Énoncé: Convertissez en tableau Markdown, à deux colonnes intitulées « N° » et « Ligne », uniquement les lignes qui vont de la ligne contenant « - section-noir-blanc[interactable]: ▶◑Noir » jusqu'à la ligne contenant « - slider-track-wrap-5[interactable]: [1361, 367, 1502, 385] », ces deux lignes comprises. Numérotez chaque ligne dans la colonne « N° » et omettez les lignes vides.

^^^^

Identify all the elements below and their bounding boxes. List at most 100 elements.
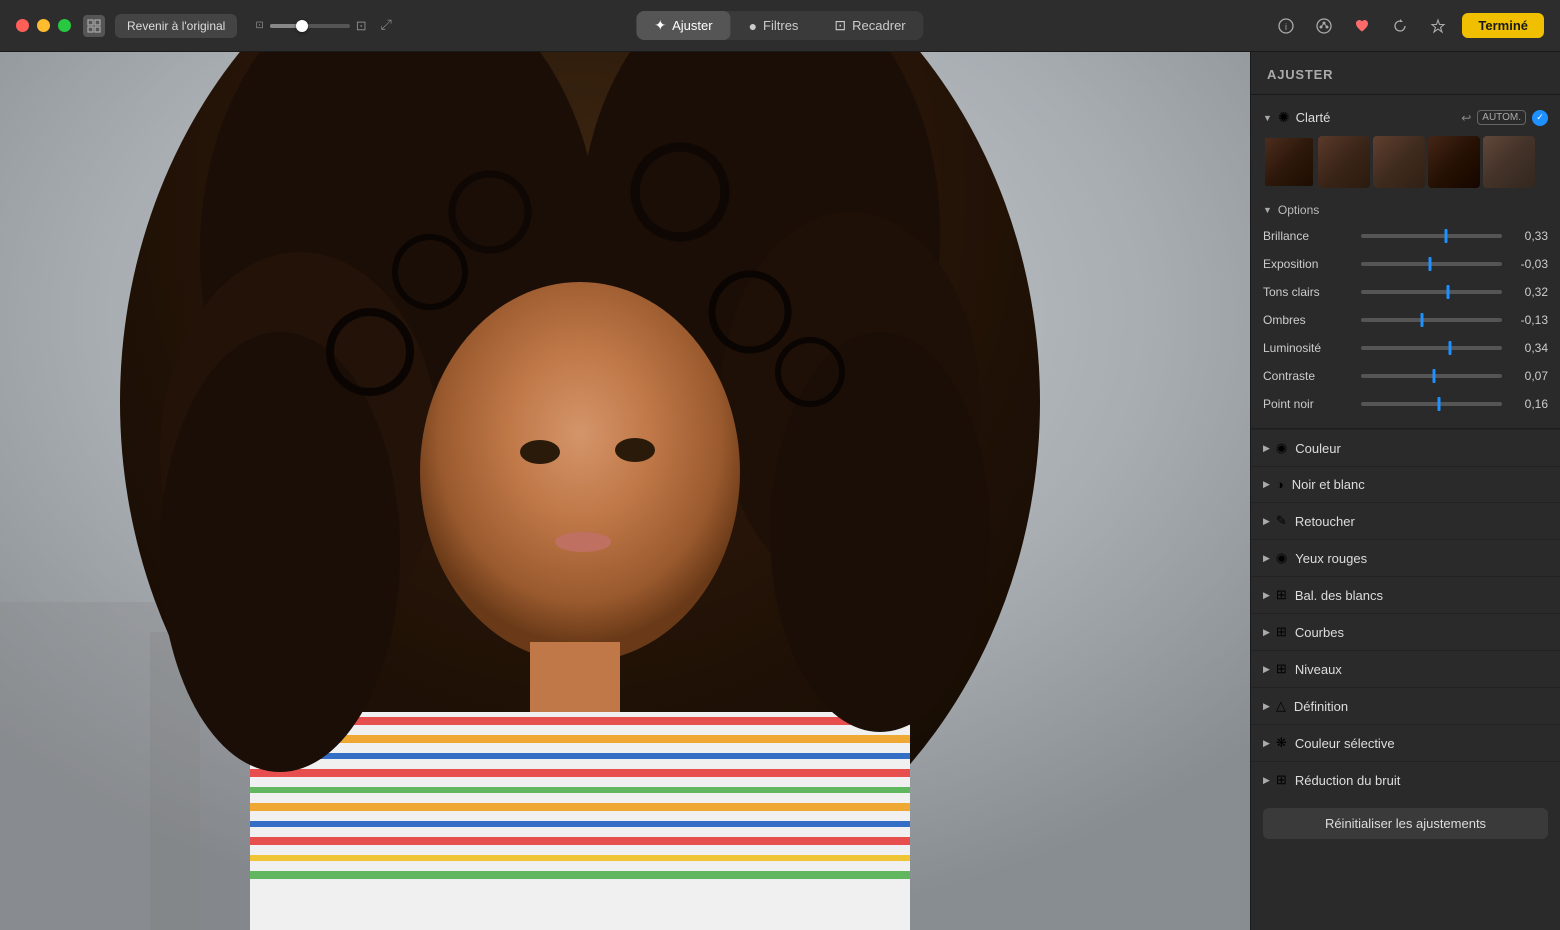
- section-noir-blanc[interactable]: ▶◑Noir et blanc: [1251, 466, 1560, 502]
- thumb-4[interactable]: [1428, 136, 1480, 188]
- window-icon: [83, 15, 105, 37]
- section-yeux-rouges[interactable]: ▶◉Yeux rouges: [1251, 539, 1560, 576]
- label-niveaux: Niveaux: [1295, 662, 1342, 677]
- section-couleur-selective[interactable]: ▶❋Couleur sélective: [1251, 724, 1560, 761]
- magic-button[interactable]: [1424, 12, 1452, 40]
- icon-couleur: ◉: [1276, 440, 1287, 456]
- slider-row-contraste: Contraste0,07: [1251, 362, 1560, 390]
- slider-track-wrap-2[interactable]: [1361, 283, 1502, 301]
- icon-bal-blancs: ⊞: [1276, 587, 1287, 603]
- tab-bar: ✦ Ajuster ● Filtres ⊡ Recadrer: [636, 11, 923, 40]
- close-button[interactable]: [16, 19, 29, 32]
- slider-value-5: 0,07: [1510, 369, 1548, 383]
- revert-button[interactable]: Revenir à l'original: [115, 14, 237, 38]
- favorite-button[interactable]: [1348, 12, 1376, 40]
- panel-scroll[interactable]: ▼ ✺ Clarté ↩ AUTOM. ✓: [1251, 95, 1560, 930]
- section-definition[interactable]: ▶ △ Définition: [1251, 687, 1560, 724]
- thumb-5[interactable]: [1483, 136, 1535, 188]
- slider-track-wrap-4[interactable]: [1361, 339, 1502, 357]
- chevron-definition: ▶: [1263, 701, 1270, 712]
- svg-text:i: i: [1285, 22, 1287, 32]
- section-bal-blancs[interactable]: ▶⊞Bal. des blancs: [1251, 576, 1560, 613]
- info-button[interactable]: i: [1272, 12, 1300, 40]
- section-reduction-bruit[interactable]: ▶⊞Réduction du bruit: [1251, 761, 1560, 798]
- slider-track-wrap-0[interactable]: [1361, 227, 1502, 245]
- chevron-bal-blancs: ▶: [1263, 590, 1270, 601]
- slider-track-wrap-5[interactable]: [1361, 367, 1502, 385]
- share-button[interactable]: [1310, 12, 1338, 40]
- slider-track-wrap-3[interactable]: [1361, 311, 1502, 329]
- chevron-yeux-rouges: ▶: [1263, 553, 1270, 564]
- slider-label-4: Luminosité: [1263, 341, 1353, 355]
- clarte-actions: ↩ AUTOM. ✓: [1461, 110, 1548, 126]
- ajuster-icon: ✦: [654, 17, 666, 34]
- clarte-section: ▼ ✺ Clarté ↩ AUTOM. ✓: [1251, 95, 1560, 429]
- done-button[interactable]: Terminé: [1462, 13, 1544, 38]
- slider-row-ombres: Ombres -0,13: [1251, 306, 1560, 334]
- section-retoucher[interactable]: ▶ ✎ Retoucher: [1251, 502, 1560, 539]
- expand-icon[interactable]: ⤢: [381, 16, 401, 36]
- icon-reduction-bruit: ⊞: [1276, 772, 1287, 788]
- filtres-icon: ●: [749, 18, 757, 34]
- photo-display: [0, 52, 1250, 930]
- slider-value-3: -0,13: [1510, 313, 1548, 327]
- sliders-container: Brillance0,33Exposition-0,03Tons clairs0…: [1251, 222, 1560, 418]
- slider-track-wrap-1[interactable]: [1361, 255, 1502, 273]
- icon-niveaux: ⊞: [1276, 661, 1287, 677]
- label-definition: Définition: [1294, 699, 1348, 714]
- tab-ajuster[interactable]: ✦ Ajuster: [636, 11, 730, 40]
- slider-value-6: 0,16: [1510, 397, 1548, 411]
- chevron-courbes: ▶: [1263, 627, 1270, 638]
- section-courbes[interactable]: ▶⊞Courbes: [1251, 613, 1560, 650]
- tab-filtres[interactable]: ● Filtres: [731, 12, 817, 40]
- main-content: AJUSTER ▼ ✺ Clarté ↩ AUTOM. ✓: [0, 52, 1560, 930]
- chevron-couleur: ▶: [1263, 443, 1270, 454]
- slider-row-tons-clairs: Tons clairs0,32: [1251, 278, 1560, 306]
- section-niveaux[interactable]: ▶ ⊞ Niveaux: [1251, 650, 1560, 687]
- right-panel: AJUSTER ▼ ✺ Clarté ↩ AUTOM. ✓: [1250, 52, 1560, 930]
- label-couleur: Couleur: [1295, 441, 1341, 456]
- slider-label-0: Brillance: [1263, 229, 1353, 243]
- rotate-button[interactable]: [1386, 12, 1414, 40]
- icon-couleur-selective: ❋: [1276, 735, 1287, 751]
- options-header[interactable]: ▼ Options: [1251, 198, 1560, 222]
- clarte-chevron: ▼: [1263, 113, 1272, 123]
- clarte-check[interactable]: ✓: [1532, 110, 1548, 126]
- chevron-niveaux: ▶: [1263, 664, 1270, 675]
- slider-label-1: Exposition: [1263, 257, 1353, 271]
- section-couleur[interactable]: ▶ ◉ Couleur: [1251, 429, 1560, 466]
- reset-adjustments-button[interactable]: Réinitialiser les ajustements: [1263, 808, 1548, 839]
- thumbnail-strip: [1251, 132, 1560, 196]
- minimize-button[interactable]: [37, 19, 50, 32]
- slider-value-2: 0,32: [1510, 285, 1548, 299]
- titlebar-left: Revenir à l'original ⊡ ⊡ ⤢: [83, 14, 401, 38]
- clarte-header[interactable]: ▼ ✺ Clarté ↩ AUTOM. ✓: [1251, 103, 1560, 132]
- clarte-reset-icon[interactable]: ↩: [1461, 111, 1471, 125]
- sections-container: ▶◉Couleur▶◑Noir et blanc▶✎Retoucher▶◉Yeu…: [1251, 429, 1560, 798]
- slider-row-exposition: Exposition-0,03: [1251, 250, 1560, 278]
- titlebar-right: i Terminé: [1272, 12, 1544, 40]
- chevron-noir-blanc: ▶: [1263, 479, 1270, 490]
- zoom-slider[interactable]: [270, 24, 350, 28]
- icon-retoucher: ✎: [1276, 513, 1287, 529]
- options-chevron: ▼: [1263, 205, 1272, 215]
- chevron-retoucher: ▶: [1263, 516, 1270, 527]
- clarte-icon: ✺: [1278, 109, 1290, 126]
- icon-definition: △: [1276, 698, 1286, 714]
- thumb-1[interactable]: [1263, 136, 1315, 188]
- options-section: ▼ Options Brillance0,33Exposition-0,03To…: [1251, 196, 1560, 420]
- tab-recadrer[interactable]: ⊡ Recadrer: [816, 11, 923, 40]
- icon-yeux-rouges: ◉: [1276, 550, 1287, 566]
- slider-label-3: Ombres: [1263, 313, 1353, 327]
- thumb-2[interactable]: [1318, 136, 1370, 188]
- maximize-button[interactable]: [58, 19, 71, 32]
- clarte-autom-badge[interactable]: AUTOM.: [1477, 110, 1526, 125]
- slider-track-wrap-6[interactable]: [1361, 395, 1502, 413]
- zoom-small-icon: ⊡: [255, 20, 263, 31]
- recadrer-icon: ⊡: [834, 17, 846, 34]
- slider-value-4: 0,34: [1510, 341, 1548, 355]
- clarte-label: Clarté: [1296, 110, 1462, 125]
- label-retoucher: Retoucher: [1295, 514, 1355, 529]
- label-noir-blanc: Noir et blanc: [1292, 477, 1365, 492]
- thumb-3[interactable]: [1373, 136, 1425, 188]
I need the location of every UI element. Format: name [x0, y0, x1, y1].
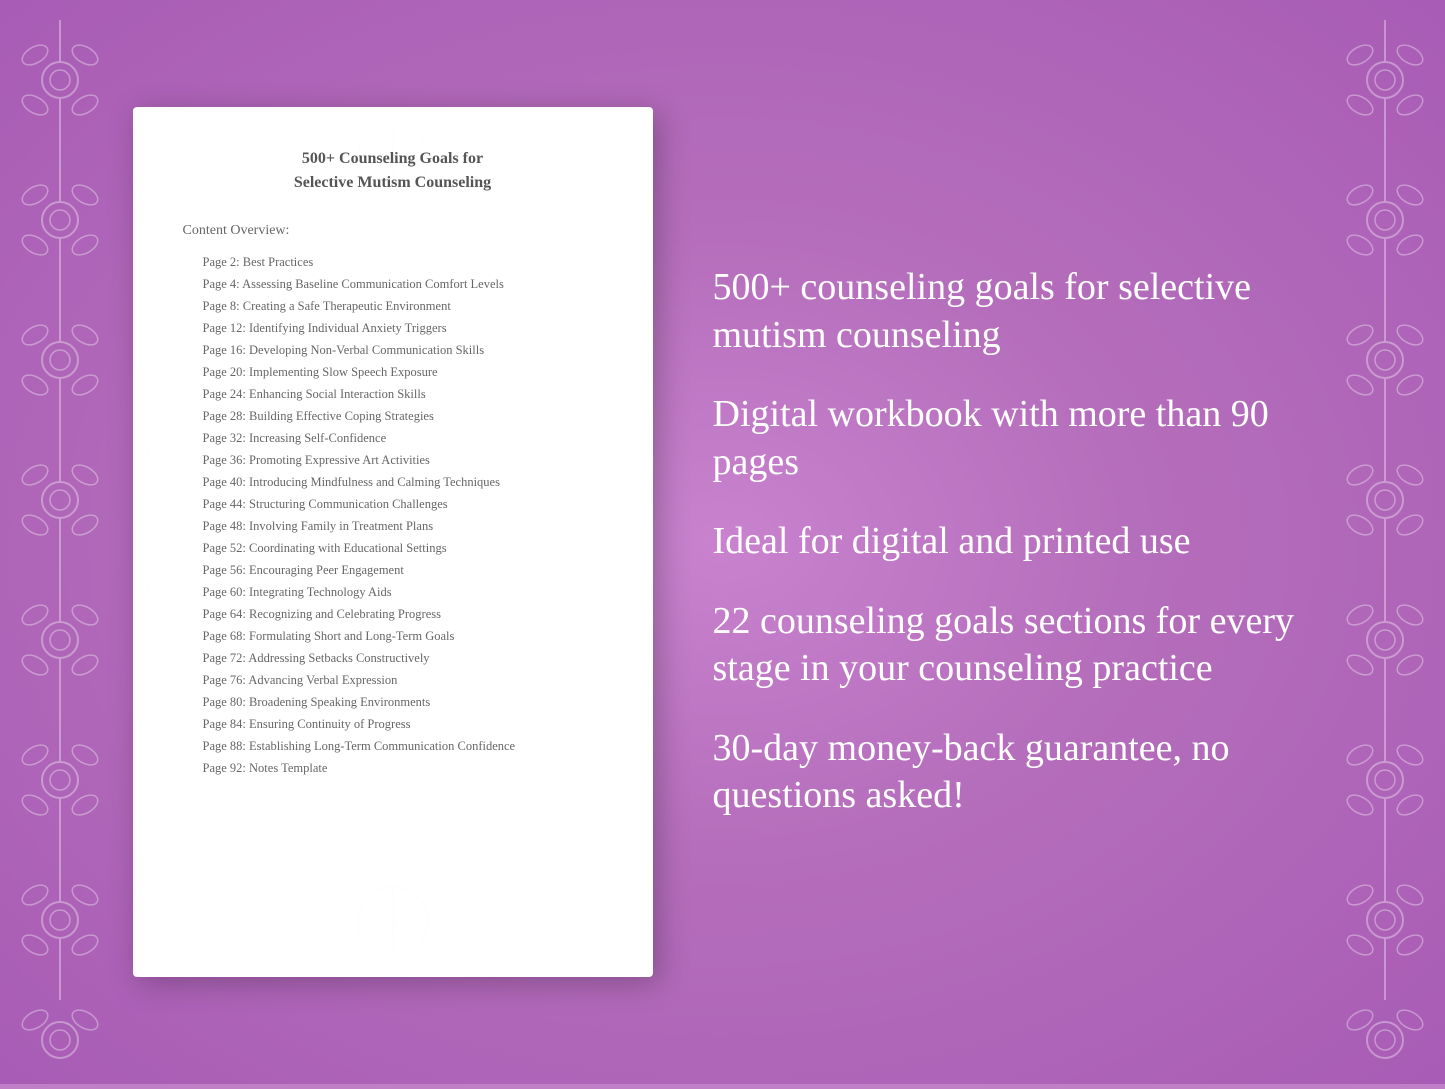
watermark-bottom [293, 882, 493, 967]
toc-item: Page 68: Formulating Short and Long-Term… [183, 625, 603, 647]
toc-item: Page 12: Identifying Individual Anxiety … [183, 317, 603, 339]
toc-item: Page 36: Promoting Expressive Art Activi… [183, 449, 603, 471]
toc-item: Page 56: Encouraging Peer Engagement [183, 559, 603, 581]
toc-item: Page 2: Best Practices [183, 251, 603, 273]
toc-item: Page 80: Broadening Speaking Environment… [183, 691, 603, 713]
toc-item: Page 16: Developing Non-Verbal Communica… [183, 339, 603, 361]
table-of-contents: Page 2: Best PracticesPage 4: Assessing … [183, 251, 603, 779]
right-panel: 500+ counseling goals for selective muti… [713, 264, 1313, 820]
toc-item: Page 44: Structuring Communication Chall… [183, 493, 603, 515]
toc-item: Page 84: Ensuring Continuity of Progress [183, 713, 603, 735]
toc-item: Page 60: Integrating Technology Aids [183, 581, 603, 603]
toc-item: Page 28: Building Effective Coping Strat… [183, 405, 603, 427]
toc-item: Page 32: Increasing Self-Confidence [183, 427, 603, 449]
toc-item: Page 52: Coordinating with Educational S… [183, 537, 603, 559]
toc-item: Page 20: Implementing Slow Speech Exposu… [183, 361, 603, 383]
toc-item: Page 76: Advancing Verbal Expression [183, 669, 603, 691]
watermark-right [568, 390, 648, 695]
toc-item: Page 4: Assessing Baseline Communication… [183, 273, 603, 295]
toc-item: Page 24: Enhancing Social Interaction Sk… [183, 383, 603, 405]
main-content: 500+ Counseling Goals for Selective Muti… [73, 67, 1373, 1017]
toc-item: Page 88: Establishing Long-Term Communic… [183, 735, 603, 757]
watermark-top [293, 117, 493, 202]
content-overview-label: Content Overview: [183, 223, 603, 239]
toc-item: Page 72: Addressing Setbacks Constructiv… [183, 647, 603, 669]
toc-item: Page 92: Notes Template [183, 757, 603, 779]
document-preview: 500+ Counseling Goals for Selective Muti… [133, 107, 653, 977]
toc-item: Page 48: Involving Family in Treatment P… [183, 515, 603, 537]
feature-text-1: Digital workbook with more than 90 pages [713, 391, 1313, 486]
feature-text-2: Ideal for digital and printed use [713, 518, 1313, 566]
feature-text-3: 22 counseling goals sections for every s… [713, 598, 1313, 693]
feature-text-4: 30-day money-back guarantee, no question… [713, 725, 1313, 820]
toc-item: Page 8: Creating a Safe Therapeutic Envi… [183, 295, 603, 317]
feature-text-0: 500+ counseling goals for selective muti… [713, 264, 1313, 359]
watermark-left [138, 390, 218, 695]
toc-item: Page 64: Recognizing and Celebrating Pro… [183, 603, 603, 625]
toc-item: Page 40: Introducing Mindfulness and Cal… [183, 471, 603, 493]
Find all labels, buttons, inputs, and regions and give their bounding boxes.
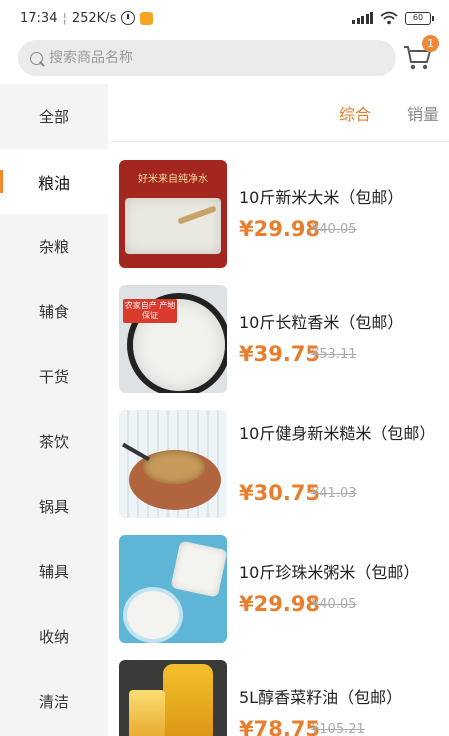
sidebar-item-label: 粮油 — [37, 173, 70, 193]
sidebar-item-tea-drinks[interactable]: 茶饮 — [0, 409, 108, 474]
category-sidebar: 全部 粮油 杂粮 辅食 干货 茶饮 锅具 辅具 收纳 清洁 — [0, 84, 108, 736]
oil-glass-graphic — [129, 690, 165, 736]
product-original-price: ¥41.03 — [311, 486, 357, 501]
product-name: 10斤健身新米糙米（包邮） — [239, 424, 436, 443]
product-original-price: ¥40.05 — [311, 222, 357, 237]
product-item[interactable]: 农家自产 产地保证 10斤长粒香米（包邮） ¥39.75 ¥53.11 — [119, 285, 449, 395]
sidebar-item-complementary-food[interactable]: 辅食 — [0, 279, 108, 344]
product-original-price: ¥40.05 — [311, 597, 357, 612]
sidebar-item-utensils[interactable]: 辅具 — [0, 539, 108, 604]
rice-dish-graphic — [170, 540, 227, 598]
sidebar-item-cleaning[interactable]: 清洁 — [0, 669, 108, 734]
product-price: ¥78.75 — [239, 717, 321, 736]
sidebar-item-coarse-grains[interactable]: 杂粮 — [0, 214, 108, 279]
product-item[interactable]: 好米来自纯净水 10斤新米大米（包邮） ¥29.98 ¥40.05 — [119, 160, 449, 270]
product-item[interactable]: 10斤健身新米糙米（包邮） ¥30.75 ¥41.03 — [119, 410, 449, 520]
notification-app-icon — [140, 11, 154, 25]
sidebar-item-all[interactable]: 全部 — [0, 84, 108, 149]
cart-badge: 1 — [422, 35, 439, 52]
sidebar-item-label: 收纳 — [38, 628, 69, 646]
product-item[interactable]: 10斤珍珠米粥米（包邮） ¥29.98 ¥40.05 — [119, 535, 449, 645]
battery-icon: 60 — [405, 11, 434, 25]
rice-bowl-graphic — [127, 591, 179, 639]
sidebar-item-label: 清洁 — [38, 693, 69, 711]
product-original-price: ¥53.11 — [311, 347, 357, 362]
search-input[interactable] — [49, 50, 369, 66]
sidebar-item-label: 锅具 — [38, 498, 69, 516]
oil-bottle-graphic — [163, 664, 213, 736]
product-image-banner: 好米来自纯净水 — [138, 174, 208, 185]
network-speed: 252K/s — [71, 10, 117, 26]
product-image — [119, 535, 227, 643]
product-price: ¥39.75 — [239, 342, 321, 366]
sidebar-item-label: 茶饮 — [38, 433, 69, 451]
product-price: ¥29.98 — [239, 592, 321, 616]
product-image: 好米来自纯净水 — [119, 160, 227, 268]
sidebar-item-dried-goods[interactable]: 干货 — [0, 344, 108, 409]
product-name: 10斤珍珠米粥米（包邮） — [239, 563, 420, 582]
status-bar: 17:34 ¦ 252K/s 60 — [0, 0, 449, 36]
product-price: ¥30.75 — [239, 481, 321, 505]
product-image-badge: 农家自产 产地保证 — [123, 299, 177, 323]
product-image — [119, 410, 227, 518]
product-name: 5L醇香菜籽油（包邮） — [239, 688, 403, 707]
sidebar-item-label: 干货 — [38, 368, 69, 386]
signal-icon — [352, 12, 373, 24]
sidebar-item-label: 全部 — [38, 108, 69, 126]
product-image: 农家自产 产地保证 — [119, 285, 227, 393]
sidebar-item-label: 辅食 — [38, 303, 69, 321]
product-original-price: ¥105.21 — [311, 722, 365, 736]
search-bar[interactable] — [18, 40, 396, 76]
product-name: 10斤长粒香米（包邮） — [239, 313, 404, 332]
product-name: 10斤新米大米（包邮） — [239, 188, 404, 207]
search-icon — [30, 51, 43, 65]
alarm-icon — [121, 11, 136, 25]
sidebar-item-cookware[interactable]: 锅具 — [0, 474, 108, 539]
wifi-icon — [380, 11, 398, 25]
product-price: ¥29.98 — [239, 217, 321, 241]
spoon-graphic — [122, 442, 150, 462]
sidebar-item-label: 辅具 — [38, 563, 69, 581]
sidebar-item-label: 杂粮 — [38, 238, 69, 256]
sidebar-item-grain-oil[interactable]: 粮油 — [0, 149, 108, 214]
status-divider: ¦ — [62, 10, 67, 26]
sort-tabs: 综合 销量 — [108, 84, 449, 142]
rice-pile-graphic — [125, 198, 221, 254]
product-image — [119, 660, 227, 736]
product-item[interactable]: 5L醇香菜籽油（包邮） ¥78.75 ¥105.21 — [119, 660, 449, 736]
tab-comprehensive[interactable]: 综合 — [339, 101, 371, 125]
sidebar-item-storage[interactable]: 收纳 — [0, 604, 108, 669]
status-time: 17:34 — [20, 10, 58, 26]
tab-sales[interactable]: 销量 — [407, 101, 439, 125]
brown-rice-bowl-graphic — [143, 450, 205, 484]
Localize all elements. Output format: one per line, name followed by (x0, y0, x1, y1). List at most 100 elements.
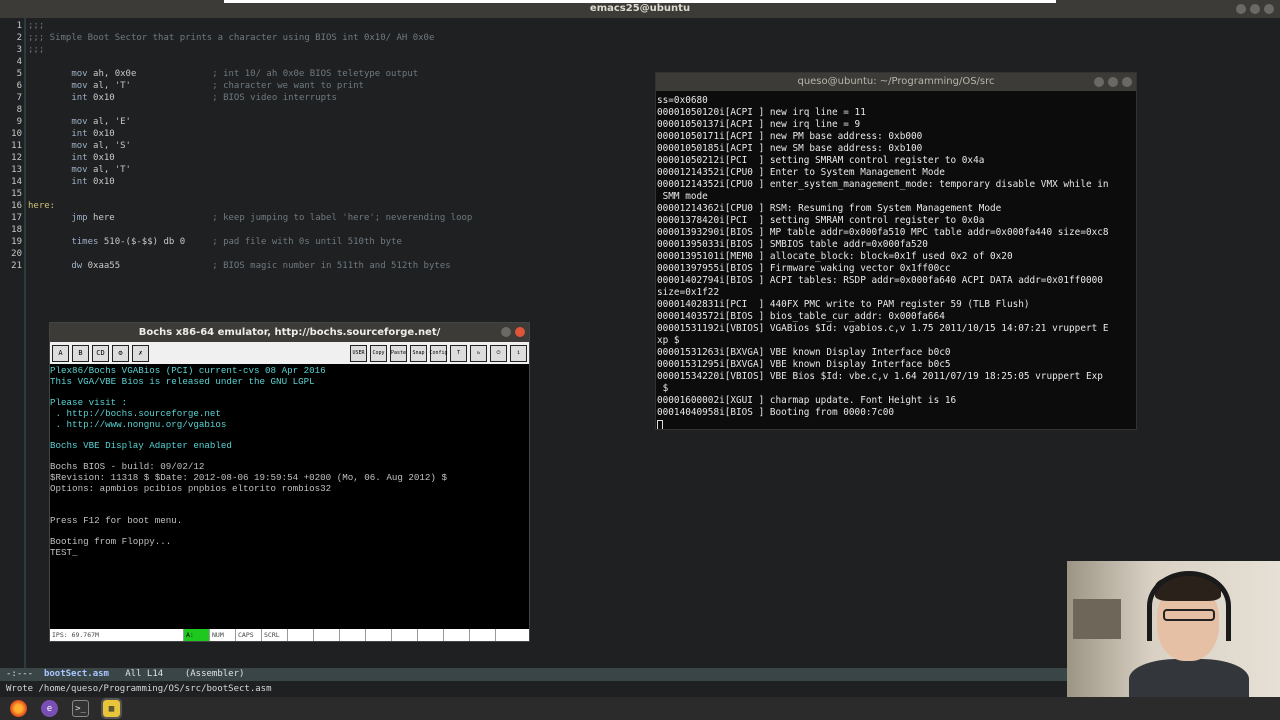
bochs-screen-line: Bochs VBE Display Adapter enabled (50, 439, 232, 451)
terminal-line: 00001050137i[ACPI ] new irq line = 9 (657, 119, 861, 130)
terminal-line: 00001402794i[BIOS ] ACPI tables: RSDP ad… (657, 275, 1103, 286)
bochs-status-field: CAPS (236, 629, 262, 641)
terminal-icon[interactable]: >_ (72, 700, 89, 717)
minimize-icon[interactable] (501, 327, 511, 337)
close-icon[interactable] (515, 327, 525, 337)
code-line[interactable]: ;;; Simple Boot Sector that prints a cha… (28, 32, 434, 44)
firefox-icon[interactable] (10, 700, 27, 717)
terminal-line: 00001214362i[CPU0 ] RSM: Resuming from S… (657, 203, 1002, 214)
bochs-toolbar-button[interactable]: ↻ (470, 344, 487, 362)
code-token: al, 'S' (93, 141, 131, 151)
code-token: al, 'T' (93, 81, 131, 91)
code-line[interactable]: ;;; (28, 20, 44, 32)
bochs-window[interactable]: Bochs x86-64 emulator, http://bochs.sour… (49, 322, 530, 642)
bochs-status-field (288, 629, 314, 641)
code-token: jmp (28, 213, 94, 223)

^^^^

Réponse complète:
| N° | Ligne |
|---|---|
| 1 | - section-noir-blanc[interactable]: ▶◑Noir et blanc: [1251, 466, 1560, 502] |
| 2 | - thumb-4[interactable]: [1428, 136, 1480, 188] |
| 3 | - window-icon: [83, 15, 105, 37] |
| 4 | - section-yeux-rouges[interactable]: ▶◉Yeux rouges: [1251, 539, 1560, 576] |
| 5 | - label-niveaux: Niveaux: [1295, 662, 1342, 677] |
| 6 | - section-couleur-selective[interactable]: ▶❋Couleur sélective: [1251, 724, 1560, 761] |
| 7 | - magic-button[interactable]: [1424, 12, 1452, 40] |
| 8 | - icon-couleur: ◉: [1276, 440, 1287, 456] |
| 9 | - slider-row-contraste: Contraste0,07: [1251, 362, 1560, 390] |
| 10 | - slider-track-wrap-2[interactable]: [1361, 283, 1502, 301] |
| 11 | - icon-bal-blancs: ⊞: [1276, 587, 1287, 603] |
| 12 | - tab-bar: ✦ Ajuster ● Filtres ⊡ Recadrer: [636, 11, 923, 40] |
| 13 | - close-button[interactable]: [16, 19, 29, 32] |
| 14 | - slider-value-5: 0,07: [1510, 369, 1548, 383] |
| 15 | - revert-button[interactable]: Revenir à l'original: [115, 14, 237, 38] |
| 16 | - favorite-button[interactable]: [1348, 12, 1376, 40] |
| 17 | - panel-scroll[interactable]: ▼ ✺ Clarté ↩ AUTOM. ✓: [1251, 95, 1560, 930] |
| 18 | - section-definition[interactable]: ▶ △ Définition: [1251, 687, 1560, 724] |
| 19 | - thumb-5[interactable]: [1483, 136, 1535, 188] |
| 20 | - slider-track-wrap-4[interactable]: [1361, 339, 1502, 357] |
| 21 | - chevron-definition: ▶: [1263, 701, 1270, 712] |
| 22 | - svg-text:i: i: [1285, 22, 1287, 32] |
| 23 | - section-bal-blancs[interactable]: ▶⊞Bal. des blancs: [1251, 576, 1560, 613] |
| 24 | - info-button[interactable]: i: [1272, 12, 1300, 40] |
| 25 | - section-reduction-bruit[interactable]: ▶⊞Réduction du bruit: [1251, 761, 1560, 798] |
| 26 | - slider-track-wrap-0[interactable]: [1361, 227, 1502, 245] |
| 27 | - chevron-bal-blancs: ▶: [1263, 590, 1270, 601] |
| 28 | - slider-track-wrap-5[interactable]: [1361, 367, 1502, 385] |